> Problem
Review the listing and copy each line that holds the word "Enter".
%%
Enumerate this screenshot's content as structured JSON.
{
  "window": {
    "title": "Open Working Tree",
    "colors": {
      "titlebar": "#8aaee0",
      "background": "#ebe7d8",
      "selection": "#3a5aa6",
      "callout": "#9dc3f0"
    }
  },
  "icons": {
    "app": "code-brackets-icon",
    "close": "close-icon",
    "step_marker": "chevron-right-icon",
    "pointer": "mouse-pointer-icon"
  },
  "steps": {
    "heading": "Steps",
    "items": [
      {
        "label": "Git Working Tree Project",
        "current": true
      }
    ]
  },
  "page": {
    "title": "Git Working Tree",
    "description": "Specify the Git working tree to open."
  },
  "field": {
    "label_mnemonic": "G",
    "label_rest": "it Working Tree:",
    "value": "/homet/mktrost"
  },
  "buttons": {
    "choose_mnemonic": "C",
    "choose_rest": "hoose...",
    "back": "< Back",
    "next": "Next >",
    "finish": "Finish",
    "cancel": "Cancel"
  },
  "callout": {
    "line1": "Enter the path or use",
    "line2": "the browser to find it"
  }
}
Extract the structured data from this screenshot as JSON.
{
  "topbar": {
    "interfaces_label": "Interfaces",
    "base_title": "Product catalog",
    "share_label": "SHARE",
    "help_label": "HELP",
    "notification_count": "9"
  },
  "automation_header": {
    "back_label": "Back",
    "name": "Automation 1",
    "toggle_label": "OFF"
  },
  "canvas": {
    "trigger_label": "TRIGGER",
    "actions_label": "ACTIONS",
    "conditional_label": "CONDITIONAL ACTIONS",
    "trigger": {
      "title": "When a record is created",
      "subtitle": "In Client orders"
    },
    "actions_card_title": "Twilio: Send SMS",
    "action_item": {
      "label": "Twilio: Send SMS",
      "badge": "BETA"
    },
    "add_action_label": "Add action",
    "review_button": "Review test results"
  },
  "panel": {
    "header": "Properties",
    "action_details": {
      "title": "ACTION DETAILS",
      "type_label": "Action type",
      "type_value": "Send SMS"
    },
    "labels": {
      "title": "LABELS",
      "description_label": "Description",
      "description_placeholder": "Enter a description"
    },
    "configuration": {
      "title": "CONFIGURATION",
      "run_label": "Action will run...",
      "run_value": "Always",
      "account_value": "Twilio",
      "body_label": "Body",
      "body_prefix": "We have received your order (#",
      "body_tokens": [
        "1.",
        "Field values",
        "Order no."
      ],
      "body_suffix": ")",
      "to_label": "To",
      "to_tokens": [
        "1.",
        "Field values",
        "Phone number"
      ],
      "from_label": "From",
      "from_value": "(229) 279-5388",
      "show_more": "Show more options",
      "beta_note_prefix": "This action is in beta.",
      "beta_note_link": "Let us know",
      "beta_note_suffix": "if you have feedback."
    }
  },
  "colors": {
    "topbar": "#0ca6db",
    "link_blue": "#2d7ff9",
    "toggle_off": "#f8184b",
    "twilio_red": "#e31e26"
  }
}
%%
> Complete output
    "line1": "Enter the path or use",
      "description_placeholder": "Enter a description"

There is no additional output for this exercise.